-- BEGIN --

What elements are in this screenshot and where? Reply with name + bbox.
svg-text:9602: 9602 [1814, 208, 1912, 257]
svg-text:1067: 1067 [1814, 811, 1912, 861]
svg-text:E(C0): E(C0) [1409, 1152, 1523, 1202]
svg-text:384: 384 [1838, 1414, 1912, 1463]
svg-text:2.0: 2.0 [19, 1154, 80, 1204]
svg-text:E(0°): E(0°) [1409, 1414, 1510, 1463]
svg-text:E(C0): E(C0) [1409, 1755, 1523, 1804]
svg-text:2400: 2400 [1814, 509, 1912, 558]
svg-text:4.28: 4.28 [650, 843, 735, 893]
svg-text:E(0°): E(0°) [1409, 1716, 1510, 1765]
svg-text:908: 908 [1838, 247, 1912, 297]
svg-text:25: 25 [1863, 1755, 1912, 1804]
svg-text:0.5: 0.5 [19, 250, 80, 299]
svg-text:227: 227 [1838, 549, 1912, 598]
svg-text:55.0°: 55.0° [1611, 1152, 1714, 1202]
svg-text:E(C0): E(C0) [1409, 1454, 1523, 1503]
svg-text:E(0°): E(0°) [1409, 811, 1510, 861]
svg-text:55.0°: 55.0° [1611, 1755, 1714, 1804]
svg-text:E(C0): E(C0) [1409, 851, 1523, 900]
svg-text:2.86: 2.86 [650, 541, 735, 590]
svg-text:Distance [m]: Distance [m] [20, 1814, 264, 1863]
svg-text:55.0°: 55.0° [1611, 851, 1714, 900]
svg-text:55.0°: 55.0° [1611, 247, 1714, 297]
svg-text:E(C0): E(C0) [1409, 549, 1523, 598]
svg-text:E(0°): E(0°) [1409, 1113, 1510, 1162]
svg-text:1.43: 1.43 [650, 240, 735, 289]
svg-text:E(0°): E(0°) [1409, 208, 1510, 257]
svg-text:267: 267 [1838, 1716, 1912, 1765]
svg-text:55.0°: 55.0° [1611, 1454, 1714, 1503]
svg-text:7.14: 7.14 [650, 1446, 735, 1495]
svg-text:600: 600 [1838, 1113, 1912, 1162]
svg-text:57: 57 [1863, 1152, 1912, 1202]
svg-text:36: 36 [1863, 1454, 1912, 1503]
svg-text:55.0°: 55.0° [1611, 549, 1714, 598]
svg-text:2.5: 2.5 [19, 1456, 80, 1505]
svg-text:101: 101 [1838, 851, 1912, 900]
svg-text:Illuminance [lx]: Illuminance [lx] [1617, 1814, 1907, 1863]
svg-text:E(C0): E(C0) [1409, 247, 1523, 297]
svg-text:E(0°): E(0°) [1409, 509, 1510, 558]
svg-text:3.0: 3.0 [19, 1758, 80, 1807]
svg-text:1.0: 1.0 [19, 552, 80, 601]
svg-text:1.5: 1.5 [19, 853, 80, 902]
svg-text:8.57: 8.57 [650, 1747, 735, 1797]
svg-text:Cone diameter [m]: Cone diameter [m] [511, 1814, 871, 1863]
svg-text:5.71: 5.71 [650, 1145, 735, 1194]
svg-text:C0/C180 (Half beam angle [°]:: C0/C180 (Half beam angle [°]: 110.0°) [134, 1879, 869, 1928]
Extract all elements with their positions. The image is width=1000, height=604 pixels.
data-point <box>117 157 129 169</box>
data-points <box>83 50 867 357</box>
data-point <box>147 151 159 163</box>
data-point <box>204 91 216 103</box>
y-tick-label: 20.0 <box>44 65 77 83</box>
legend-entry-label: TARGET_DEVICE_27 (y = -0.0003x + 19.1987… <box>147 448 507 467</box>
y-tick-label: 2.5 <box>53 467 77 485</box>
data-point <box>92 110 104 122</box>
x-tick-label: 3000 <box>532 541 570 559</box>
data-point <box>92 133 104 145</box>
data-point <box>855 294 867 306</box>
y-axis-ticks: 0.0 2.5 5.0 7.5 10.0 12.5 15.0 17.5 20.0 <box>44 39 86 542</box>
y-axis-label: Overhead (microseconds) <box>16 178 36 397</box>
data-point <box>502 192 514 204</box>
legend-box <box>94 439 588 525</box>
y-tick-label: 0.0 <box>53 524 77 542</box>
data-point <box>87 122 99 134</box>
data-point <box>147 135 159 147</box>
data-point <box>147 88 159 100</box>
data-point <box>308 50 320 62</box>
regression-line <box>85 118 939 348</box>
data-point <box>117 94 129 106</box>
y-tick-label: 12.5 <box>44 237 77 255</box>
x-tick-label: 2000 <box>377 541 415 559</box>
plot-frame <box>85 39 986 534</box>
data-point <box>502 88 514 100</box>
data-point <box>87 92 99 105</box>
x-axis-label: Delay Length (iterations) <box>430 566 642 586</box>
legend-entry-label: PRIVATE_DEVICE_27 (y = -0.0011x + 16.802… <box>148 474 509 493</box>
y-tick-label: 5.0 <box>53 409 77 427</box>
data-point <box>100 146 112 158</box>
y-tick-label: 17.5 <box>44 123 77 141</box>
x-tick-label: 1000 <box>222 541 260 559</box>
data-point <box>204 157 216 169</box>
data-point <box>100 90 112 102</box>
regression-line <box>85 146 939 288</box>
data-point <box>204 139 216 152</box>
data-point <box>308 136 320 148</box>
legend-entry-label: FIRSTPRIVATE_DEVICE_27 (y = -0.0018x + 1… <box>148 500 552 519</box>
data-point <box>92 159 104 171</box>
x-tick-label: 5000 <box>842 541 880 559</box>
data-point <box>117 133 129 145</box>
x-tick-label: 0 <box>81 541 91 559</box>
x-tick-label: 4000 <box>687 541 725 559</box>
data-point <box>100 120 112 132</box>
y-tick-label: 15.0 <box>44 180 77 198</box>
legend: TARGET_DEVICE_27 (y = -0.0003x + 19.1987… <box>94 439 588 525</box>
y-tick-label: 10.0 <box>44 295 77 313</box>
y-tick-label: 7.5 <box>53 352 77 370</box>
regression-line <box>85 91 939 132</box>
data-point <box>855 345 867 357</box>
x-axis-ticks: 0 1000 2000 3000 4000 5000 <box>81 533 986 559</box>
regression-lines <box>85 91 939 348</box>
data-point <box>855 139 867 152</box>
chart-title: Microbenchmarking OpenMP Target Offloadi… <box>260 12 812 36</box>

-- END --

## Job
Reproduce every line of the records above without any change.

## Task result
What elements are in this screenshot and where? Reply with name + bbox.
svg-text:9602: 9602 [1814, 208, 1912, 257]
svg-text:1067: 1067 [1814, 811, 1912, 861]
svg-text:E(C0): E(C0) [1409, 1152, 1523, 1202]
svg-text:384: 384 [1838, 1414, 1912, 1463]
svg-text:2.0: 2.0 [19, 1154, 80, 1204]
svg-text:E(0°): E(0°) [1409, 1414, 1510, 1463]
svg-text:E(C0): E(C0) [1409, 1755, 1523, 1804]
svg-text:2400: 2400 [1814, 509, 1912, 558]
svg-text:4.28: 4.28 [650, 843, 735, 893]
svg-text:E(0°): E(0°) [1409, 1716, 1510, 1765]
svg-text:908: 908 [1838, 247, 1912, 297]
svg-text:25: 25 [1863, 1755, 1912, 1804]
svg-text:0.5: 0.5 [19, 250, 80, 299]
svg-text:227: 227 [1838, 549, 1912, 598]
svg-text:55.0°: 55.0° [1611, 1152, 1714, 1202]
svg-text:E(C0): E(C0) [1409, 1454, 1523, 1503]
svg-text:E(0°): E(0°) [1409, 811, 1510, 861]
svg-text:55.0°: 55.0° [1611, 1755, 1714, 1804]
svg-text:E(C0): E(C0) [1409, 851, 1523, 900]
svg-text:2.86: 2.86 [650, 541, 735, 590]
svg-text:Distance [m]: Distance [m] [20, 1814, 264, 1863]
svg-text:55.0°: 55.0° [1611, 851, 1714, 900]
svg-text:55.0°: 55.0° [1611, 247, 1714, 297]
svg-text:E(C0): E(C0) [1409, 549, 1523, 598]
svg-text:E(0°): E(0°) [1409, 1113, 1510, 1162]
svg-text:1.43: 1.43 [650, 240, 735, 289]
svg-text:E(0°): E(0°) [1409, 208, 1510, 257]
svg-text:267: 267 [1838, 1716, 1912, 1765]
svg-text:55.0°: 55.0° [1611, 1454, 1714, 1503]
svg-text:7.14: 7.14 [650, 1446, 735, 1495]
svg-text:600: 600 [1838, 1113, 1912, 1162]
svg-text:57: 57 [1863, 1152, 1912, 1202]
svg-text:36: 36 [1863, 1454, 1912, 1503]
svg-text:55.0°: 55.0° [1611, 549, 1714, 598]
svg-text:2.5: 2.5 [19, 1456, 80, 1505]
svg-text:101: 101 [1838, 851, 1912, 900]
svg-text:Illuminance [lx]: Illuminance [lx] [1617, 1814, 1907, 1863]
svg-text:E(C0): E(C0) [1409, 247, 1523, 297]
svg-text:E(0°): E(0°) [1409, 509, 1510, 558]
svg-text:3.0: 3.0 [19, 1758, 80, 1807]
svg-text:1.0: 1.0 [19, 552, 80, 601]
svg-text:1.5: 1.5 [19, 853, 80, 902]
svg-text:8.57: 8.57 [650, 1747, 735, 1797]
svg-text:Cone diameter [m]: Cone diameter [m] [511, 1814, 871, 1863]
svg-text:5.71: 5.71 [650, 1145, 735, 1194]
svg-text:C0/C180 (Half beam angle [°]:: C0/C180 (Half beam angle [°]: 110.0°) [134, 1879, 869, 1928]
Extract all elements with their positions. The image is width=1000, height=604 pixels.
data-point <box>117 157 129 169</box>
data-points <box>83 50 867 357</box>
data-point <box>147 151 159 163</box>
data-point <box>204 91 216 103</box>
y-tick-label: 20.0 <box>44 65 77 83</box>
legend-entry-label: TARGET_DEVICE_27 (y = -0.0003x + 19.1987… <box>147 448 507 467</box>
y-tick-label: 2.5 <box>53 467 77 485</box>
data-point <box>92 110 104 122</box>
x-tick-label: 3000 <box>532 541 570 559</box>
data-point <box>92 133 104 145</box>
data-point <box>855 294 867 306</box>
y-axis-ticks: 0.0 2.5 5.0 7.5 10.0 12.5 15.0 17.5 20.0 <box>44 39 86 542</box>
y-axis-label: Overhead (microseconds) <box>16 178 36 397</box>
data-point <box>502 192 514 204</box>
legend-box <box>94 439 588 525</box>
y-tick-label: 0.0 <box>53 524 77 542</box>
data-point <box>87 122 99 134</box>
data-point <box>147 135 159 147</box>
data-point <box>147 88 159 100</box>
data-point <box>308 50 320 62</box>
regression-line <box>85 118 939 348</box>
data-point <box>117 94 129 106</box>
y-tick-label: 12.5 <box>44 237 77 255</box>
x-tick-label: 2000 <box>377 541 415 559</box>
plot-frame <box>85 39 986 534</box>
data-point <box>502 88 514 100</box>
data-point <box>87 92 99 105</box>
x-axis-label: Delay Length (iterations) <box>430 566 642 586</box>
legend-entry-label: PRIVATE_DEVICE_27 (y = -0.0011x + 16.802… <box>148 474 509 493</box>
y-tick-label: 5.0 <box>53 409 77 427</box>
data-point <box>100 146 112 158</box>
y-tick-label: 17.5 <box>44 123 77 141</box>
x-tick-label: 1000 <box>222 541 260 559</box>
data-point <box>204 157 216 169</box>
data-point <box>100 90 112 102</box>
regression-line <box>85 146 939 288</box>
data-point <box>204 139 216 152</box>
data-point <box>308 136 320 148</box>
legend-entry-label: FIRSTPRIVATE_DEVICE_27 (y = -0.0018x + 1… <box>148 500 552 519</box>
data-point <box>92 159 104 171</box>
x-tick-label: 5000 <box>842 541 880 559</box>
data-point <box>117 133 129 145</box>
x-tick-label: 0 <box>81 541 91 559</box>
x-tick-label: 4000 <box>687 541 725 559</box>
data-point <box>100 120 112 132</box>
y-tick-label: 15.0 <box>44 180 77 198</box>
legend: TARGET_DEVICE_27 (y = -0.0003x + 19.1987… <box>94 439 588 525</box>
y-tick-label: 10.0 <box>44 295 77 313</box>
y-tick-label: 7.5 <box>53 352 77 370</box>
regression-line <box>85 91 939 132</box>
data-point <box>855 345 867 357</box>
x-axis-ticks: 0 1000 2000 3000 4000 5000 <box>81 533 986 559</box>
regression-lines <box>85 91 939 348</box>
data-point <box>855 139 867 152</box>
chart-title: Microbenchmarking OpenMP Target Offloadi… <box>260 12 812 36</box>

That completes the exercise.